▶ [Task to carry out]: How many of the lines below contain "part"? Answer with that number alone.

▶ [Given data]:
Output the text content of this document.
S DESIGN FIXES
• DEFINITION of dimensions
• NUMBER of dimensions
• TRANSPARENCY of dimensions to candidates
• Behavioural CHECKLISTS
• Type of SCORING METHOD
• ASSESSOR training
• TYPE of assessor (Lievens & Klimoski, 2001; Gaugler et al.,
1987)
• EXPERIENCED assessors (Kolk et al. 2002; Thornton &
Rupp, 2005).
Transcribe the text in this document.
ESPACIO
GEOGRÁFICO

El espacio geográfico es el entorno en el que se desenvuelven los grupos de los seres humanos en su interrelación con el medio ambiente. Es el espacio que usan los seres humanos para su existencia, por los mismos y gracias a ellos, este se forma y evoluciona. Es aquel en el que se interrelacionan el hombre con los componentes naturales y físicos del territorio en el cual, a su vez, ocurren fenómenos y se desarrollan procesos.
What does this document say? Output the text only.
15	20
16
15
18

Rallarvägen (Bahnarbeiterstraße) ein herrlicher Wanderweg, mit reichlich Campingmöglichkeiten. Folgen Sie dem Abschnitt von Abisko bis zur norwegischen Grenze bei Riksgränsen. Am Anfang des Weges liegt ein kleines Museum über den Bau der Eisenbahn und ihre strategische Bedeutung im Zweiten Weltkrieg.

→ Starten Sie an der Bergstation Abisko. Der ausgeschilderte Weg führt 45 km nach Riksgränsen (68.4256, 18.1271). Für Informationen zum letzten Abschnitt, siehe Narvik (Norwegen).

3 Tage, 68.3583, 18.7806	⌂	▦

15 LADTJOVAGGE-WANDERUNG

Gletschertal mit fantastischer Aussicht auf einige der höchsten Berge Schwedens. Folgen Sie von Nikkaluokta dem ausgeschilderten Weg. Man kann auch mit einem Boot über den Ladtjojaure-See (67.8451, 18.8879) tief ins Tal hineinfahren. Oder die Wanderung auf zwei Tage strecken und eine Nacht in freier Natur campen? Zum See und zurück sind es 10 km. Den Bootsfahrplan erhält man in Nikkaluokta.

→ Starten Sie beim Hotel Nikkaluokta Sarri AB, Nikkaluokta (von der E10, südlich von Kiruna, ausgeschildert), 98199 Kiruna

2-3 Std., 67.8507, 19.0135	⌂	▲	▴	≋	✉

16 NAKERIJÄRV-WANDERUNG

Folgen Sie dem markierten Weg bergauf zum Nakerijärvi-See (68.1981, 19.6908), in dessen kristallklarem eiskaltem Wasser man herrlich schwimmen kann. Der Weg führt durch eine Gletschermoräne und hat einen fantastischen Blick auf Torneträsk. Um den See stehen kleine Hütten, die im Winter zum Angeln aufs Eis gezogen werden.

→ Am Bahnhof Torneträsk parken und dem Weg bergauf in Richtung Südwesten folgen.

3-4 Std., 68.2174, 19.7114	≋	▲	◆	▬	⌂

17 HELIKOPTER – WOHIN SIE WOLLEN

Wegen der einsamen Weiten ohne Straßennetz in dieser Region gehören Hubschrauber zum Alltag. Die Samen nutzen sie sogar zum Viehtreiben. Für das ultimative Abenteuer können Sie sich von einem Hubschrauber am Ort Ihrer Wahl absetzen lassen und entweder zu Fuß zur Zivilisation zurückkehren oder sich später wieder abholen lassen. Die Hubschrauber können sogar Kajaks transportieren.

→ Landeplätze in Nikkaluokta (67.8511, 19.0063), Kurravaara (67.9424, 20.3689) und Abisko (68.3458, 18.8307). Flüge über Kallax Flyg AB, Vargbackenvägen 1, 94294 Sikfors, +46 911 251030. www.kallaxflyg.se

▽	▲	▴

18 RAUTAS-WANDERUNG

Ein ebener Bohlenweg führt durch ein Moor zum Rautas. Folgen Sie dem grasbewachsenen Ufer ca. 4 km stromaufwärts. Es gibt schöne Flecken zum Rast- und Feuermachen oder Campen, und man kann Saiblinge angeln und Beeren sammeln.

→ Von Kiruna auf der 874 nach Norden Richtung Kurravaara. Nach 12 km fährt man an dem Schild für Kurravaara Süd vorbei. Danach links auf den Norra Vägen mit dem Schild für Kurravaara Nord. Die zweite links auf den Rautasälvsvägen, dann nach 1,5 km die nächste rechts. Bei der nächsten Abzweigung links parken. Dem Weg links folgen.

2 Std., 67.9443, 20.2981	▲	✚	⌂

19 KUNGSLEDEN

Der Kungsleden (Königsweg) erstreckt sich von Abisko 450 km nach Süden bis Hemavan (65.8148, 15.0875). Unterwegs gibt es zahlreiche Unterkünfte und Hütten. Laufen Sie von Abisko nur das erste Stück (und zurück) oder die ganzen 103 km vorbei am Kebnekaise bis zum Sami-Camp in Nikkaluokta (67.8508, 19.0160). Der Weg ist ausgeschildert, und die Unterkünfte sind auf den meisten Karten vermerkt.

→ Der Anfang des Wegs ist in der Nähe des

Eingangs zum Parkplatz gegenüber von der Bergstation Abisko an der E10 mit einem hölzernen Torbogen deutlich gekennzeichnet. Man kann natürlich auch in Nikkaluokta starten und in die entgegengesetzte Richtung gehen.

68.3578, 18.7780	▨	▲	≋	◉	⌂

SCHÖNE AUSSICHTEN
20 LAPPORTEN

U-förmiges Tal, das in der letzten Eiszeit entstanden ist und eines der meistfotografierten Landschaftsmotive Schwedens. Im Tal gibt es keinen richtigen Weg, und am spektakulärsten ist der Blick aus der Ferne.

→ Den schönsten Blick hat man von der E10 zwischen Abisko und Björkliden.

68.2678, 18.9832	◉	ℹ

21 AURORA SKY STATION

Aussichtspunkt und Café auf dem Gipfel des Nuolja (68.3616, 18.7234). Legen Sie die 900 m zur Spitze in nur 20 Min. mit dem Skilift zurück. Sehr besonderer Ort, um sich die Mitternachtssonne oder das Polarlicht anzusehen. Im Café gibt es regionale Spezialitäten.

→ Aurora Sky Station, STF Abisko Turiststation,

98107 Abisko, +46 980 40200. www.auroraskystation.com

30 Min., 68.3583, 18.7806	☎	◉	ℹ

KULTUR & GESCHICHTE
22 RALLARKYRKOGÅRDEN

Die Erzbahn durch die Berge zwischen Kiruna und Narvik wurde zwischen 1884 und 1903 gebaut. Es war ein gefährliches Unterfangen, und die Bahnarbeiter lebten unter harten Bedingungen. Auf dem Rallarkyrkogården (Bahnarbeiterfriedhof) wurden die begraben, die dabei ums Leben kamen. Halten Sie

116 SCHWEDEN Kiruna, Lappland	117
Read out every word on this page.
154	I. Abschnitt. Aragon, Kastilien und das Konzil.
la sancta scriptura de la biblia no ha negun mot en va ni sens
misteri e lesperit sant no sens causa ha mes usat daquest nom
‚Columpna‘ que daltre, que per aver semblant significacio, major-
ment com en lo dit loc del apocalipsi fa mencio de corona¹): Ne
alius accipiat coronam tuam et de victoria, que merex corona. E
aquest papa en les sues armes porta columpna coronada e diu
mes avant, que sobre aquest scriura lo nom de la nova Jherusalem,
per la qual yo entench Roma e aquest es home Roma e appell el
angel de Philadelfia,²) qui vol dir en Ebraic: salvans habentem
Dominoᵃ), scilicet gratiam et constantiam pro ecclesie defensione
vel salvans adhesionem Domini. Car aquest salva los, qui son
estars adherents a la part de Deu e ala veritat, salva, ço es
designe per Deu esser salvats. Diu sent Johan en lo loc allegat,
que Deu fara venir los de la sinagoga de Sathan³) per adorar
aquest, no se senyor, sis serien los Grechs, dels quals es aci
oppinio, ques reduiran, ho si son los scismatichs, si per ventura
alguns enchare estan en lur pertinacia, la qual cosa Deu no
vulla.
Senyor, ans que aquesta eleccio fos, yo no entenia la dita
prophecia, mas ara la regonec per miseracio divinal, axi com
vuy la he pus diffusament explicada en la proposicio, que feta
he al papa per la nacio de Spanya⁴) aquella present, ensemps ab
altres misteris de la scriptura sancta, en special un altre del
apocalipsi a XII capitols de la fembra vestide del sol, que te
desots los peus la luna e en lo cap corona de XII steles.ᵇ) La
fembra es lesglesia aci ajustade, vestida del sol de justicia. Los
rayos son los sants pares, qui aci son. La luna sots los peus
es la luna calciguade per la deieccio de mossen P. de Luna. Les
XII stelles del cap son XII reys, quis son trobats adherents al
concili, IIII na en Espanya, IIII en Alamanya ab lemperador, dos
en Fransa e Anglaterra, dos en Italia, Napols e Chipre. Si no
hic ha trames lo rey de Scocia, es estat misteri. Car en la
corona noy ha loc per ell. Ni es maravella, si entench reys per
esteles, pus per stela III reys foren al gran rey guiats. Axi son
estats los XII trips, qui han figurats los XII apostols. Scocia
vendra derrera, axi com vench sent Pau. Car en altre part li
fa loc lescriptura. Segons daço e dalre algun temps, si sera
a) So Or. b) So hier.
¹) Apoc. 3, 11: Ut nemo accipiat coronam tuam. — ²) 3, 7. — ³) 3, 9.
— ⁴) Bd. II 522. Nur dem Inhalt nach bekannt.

▶ [Exercise solution]: 2